Task: Reproduce the entries below, replacing every "step-dot-icon" with "step-marker-icon" and keeping everything else the same.

==== Records shown ====

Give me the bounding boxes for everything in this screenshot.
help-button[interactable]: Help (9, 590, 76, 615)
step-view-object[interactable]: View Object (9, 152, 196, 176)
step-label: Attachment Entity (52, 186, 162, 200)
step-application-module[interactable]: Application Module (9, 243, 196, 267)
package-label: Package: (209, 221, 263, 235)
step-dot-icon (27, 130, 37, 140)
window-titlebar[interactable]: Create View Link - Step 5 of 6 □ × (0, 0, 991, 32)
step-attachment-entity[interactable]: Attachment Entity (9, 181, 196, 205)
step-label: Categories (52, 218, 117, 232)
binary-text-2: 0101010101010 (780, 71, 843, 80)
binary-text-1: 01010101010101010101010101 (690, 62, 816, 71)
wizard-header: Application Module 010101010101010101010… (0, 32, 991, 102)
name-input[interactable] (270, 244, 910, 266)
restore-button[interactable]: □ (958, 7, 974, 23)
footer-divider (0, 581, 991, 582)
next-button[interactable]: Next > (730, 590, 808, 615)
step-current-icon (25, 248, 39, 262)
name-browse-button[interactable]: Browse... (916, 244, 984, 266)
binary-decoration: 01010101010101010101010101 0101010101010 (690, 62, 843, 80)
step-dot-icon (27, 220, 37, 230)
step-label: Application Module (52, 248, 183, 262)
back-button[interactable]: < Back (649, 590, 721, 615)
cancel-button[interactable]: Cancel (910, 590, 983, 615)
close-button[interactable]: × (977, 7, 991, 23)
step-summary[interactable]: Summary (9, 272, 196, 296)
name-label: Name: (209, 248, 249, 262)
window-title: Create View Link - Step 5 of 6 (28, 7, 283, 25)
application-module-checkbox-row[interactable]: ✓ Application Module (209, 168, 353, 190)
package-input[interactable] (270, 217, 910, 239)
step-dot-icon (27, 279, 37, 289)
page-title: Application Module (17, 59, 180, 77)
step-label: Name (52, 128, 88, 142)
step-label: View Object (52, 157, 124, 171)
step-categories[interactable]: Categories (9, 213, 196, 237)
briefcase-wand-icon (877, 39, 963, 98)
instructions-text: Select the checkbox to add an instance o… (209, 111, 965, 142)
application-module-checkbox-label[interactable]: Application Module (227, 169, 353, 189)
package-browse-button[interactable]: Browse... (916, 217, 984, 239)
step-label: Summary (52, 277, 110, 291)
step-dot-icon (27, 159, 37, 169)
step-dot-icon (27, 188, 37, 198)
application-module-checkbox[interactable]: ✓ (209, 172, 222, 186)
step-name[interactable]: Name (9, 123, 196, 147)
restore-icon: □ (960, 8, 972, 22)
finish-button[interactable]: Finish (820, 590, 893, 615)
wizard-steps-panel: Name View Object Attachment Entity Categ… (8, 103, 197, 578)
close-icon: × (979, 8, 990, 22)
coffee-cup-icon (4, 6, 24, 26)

====

Exercise result:
Give me the bounding boxes for everything in this screenshot.
help-button[interactable]: Help (9, 590, 76, 615)
step-view-object[interactable]: View Object (9, 152, 196, 176)
step-label: Attachment Entity (52, 186, 162, 200)
step-application-module[interactable]: Application Module (9, 243, 196, 267)
package-label: Package: (209, 221, 263, 235)
step-marker-icon (27, 130, 37, 140)
window-titlebar[interactable]: Create View Link - Step 5 of 6 □ × (0, 0, 991, 32)
step-attachment-entity[interactable]: Attachment Entity (9, 181, 196, 205)
step-label: Categories (52, 218, 117, 232)
binary-text-2: 0101010101010 (780, 71, 843, 80)
binary-text-1: 01010101010101010101010101 (690, 62, 816, 71)
wizard-header: Application Module 010101010101010101010… (0, 32, 991, 102)
name-input[interactable] (270, 244, 910, 266)
restore-button[interactable]: □ (958, 7, 974, 23)
footer-divider (0, 581, 991, 582)
next-button[interactable]: Next > (730, 590, 808, 615)
step-current-icon (25, 248, 39, 262)
name-browse-button[interactable]: Browse... (916, 244, 984, 266)
binary-decoration: 01010101010101010101010101 0101010101010 (690, 62, 843, 80)
step-marker-icon (27, 220, 37, 230)
step-label: Application Module (52, 248, 183, 262)
back-button[interactable]: < Back (649, 590, 721, 615)
cancel-button[interactable]: Cancel (910, 590, 983, 615)
close-button[interactable]: × (977, 7, 991, 23)
step-summary[interactable]: Summary (9, 272, 196, 296)
name-label: Name: (209, 248, 249, 262)
window-title: Create View Link - Step 5 of 6 (28, 7, 283, 25)
application-module-checkbox-row[interactable]: ✓ Application Module (209, 168, 353, 190)
package-input[interactable] (270, 217, 910, 239)
step-marker-icon (27, 279, 37, 289)
page-title: Application Module (17, 59, 180, 77)
step-label: Name (52, 128, 88, 142)
step-label: View Object (52, 157, 124, 171)
step-categories[interactable]: Categories (9, 213, 196, 237)
briefcase-wand-icon (877, 39, 963, 98)
instructions-text: Select the checkbox to add an instance o… (209, 111, 965, 142)
application-module-checkbox-label[interactable]: Application Module (227, 169, 353, 189)
package-browse-button[interactable]: Browse... (916, 217, 984, 239)
step-label: Summary (52, 277, 110, 291)
step-marker-icon (27, 159, 37, 169)
step-marker-icon (27, 188, 37, 198)
application-module-checkbox[interactable]: ✓ (209, 172, 222, 186)
step-name[interactable]: Name (9, 123, 196, 147)
restore-icon: □ (960, 8, 972, 22)
finish-button[interactable]: Finish (820, 590, 893, 615)
wizard-steps-panel: Name View Object Attachment Entity Categ… (8, 103, 197, 578)
close-icon: × (979, 8, 990, 22)
coffee-cup-icon (4, 6, 24, 26)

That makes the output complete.